_TEXTE À LIRE_
——

En effet, avec dans la population un secteur marginal constant voué à la délinquance, on se donne un formidable instrument de pouvoir. Car, dans la mesure où ce groupe d’ « illégalistes » existe en lui-même, il entre en conflit avec la masse de la population qui est évidemment la première victime des activités du groupe. Le conflit entre les délinquants d’une part et la masse de la population d’autre part, a été un objectif perpétuellement poursuivi par le pouvoir depuis le XIXème siècle, et l’est encore aujourd’hui. Car l’existence de ce groupe de délinquants, à l’égard duquel l’ensemble de la population ne peut pas ne pas avoir de réactions d’hostilité, rend acceptable, tolérable la présence permanente de la police au milieu de la population. Cela est accentué, parallèlement, par un appel à la peur sans cesse relancé par des informations hétérogènes qui soulèvent l’inquiétude et la crainte, et créent des images stéréotypées du délinquant. Ce qui alors légitime la répression et le contrôle effectué sur certaines populations. Il est en effet intéressant de constater que, depuis sa création jusqu’à nos jours, l’écrasante majorité de la population carcérale est constituée d’individus issus des classes les plus défavorisées de la population.

Nous touchons là un point capital, car la répression est effectuée avant tout sur les populations utilisées comme main d’oeuvre par le système de production capitaliste. Même si dans les premières phases du développement du capitalisme, la main d’oeuvre était abondante et peu organisée, son exploitation à outrance risquait à tout moment de créer des conflits graves pouvant mettre en péril le maintien et le développement du système capitaliste. D’où l’action de l’État par une répression effective très forte, légitimée entre autres (dès le début) par cette équation bien connue : « classes laborieuses = classes dangereuses ».

——

_LISTE DES DONNÉES_
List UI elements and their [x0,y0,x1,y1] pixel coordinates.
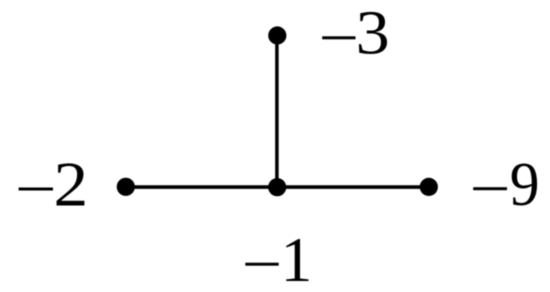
label -1 : minus bar [245,263,278,266]
node -1 (center dot) [268,178,286,196]
label -2 : minus bar [19,188,53,191]
label -9 : minus bar [473,187,507,190]
svg-text:3: 3 [356,0,390,68]
node -2 (left dot) [117,178,135,196]
svg-text:2: 2 [54,150,89,220]
node -3 (top dot) [268,26,286,44]
svg-text:1: 1 [281,224,313,292]
label -3 : minus bar [322,36,355,39]
wire: horizontal edge from node -2 to node -9 [126,185,429,189]
node -9 (right dot) [420,178,438,196]
svg-text:9: 9 [510,151,540,219]
wire: vertical edge from node -3 down to center node -1 [275,36,279,188]
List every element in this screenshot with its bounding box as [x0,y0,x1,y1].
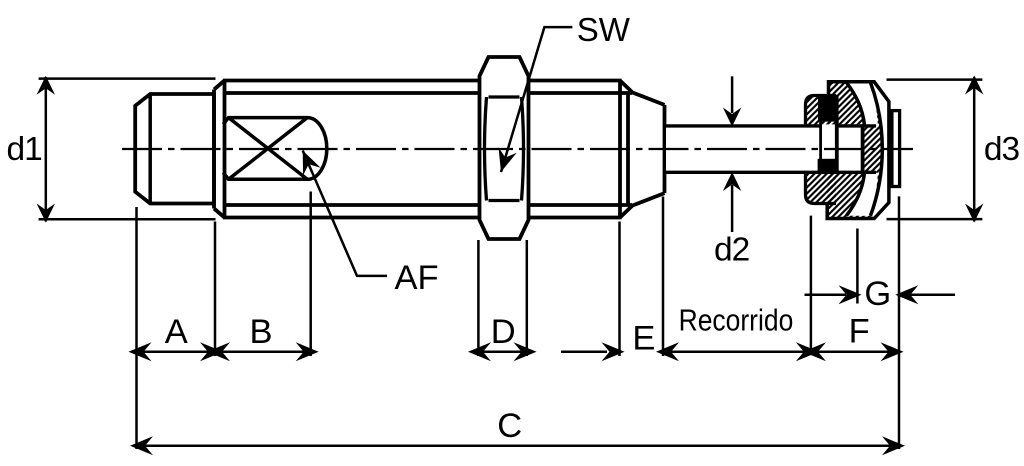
arrow C-left [130,436,153,455]
cone taper bottom [620,193,665,217]
arrow F-right [881,342,904,361]
dim d1 [45,77,48,222]
cone taper top [620,81,665,105]
svg-text:A: A [165,313,188,351]
dimension extension lines [39,79,983,449]
svg-text:G: G [864,275,891,313]
centerline [122,148,913,150]
piston rod [665,124,877,173]
hex nut SW [480,57,529,239]
cone shoulder line [626,93,630,206]
dim d3 [973,77,976,222]
body top outer line right of nut [529,79,622,83]
thread root line top left [223,91,480,95]
rod top line [665,124,821,127]
arrow B-right [296,342,319,361]
dim Recorrido [663,351,811,354]
dim E lead [561,351,607,354]
white lens above rod [847,82,878,125]
inner arc upper [847,83,865,126]
svg-text:Recorrido: Recorrido [679,303,794,338]
arrow d3-top [965,76,983,95]
ext A/B [214,222,217,357]
bore cross diagonal 1 [229,118,308,180]
d3 extension top [887,78,983,81]
dim C [134,445,901,448]
d1 extension top [39,77,216,80]
svg-text:E: E [632,320,655,358]
rod white fill [666,124,861,173]
left end cap chamfer line [148,94,152,204]
arrow D-right [514,342,537,361]
svg-text:D: D [491,313,516,351]
arrow Rec-left [656,342,679,361]
rod end face [861,124,865,174]
dim A [137,351,216,354]
cap outline [827,82,889,219]
svg-text:B: B [249,313,272,351]
bore channel line right [835,121,839,174]
arrow Rec-right [796,342,819,361]
svg-text:AF: AF [395,259,439,297]
dim B [215,351,311,354]
dim D [472,351,533,354]
right plate [892,111,900,187]
arrow d2-top [723,108,741,127]
nut facet curve right [522,97,524,201]
seal bottom (black) [818,159,836,174]
svg-text:d2: d2 [714,232,749,269]
ext F/C-right [898,196,901,449]
arrow C-right [882,436,905,455]
inner arc lower [847,173,865,216]
body chamfer top-left [214,81,225,90]
bore channel line left [819,121,822,174]
flange outline [806,96,837,204]
body chamfer bottom-left [214,209,225,218]
dim d2 top [731,76,734,113]
leader AF [303,151,387,276]
svg-text:d3: d3 [984,131,1020,168]
svg-text:F: F [849,312,870,350]
dim F [811,351,899,354]
arrow E-left-out [602,342,625,361]
arrow B-left [207,342,230,361]
bore cross diagonal 2 [229,118,308,180]
rod top line right segment [837,124,876,127]
main threaded body [214,81,665,218]
arrow F-left [803,342,826,361]
d1 extension bottom [39,218,216,221]
arrow A-right [200,342,223,361]
bore outline with bullet end [223,118,326,180]
thread root line top right [529,91,633,95]
dim G right lead [908,293,955,296]
dim G left lead [805,293,847,296]
thread root line bottom right [529,203,633,207]
arrowheads [37,76,984,456]
body right face [618,81,622,218]
body top outer line left of nut [223,79,480,83]
svg-text:d1: d1 [7,131,42,168]
left end cap cylinder [135,94,214,204]
d3 extension bottom [887,218,983,221]
body left shoulder line [223,81,227,218]
body bottom outer line right of nut [529,216,622,220]
ext E-left [618,222,621,357]
ext D-left [477,240,480,356]
arrow d1-bot [37,204,55,223]
svg-text:SW: SW [577,11,631,48]
flange hatched section [806,96,837,204]
cap hatched section [827,82,889,219]
rod bottom line [665,171,877,174]
nut chamfer line bottom [489,199,520,202]
seal top (black) [818,95,839,122]
arrow d2-bot [723,172,741,191]
svg-text:C: C [497,407,522,445]
body bottom outer line left of nut [223,216,480,220]
white pocket right of outer arc [870,82,888,216]
dimension lines [46,76,974,446]
ext Recorrido-right [810,216,813,355]
ext B-right [309,192,312,357]
arrow D-left [468,342,491,361]
head cap (hatched) [827,82,889,219]
internal bore with cross (AF feature) [223,118,326,180]
ext D-right [526,240,529,356]
nut chamfer line top [489,95,520,98]
ext E-right [662,197,665,357]
left end cap outline [135,94,214,204]
dim d2 bottom [731,185,734,232]
arrow d3-bot [965,204,983,223]
ext G-left [856,229,859,304]
arrow G-left-out [839,285,862,304]
outer arc [870,82,882,216]
head flange (hatched) [806,96,837,204]
hex nut outline [480,57,529,239]
body left face [212,90,216,209]
leader SW [501,27,572,172]
arrow A-left [129,342,152,361]
thread root line bottom left [223,203,480,207]
nut facet curve left [485,97,487,201]
arrow G-right-out [895,285,918,304]
ext A-left [135,207,138,449]
arrow d1-top [37,76,55,95]
cone right face [663,105,667,193]
white lens below rod [847,173,878,216]
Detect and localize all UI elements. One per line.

——

_CONSIGNE_
Poursuivez le texte sur la délinquance et la répression d'État à partir de sa dernière phrase. Les items ne jouent aucun rôle dans ce travail.

_RÉPONSE_
Cependant, dans les phases suivantes du développement du capitalisme, ce dernier s’est heurté à un ensemble de contradictions, telles la baisse tendancielle du taux de profit, la suraccumulation, la réduction des débouchés, etc., qui eurent de graves répercussions sur l’ensemble des conditions de travail et d’existence des travailleurs. Dès l’apparition des premiers problèmes, la gestion de la force de travail et le maintien de la cohésion sociale devinrent plus complexes et nuancés. Les changements qui affectèrent alors la société par des décalages et des dysfonctionnements divers mirent en évidence l’insuffisance de la répression et du recours à la loi. L’idée de la nécessité d’une surveillance attentive de la régulation sociale s’imposa : la prévention commença à se développer.

Le « tout préventif »

Le XXème siècle voit apparaître les premières grandes contradictions du système de production capitaliste et la nécessité vitale, pour assurer son développement, d’un accroissement important de la concentration de la production et des capitaux, accroissement qu’assurent conjointement l’État et les différents monopoles de l’époque.

Ces deux phénomènes suscitent la concentration d’une force de travail qu’il faut reproduire, entretenir et organiser, mais entraînent aussi de graves transformations des conditions de vie et de travail des salariés, et une augmentation systématique des exclus, non seulement du marché du travail, mais aussi, et de ce fait, de la consommation.

Pour d’une part reproduire et entretenir la force de travail nécessaire, et d’autre part gérer la détérioration des conditions de vie et l’exclusion de certains, la simple répression policière et judiciaire ne suffit plus. C’est ainsi que la prévention, qui apparaît dès le début du siècle, s’affirme peu à peu.

Alors que la répression est du domaine du pénal, la prévention, elle, est du domaine de l’action sociale, qui possède deux formes.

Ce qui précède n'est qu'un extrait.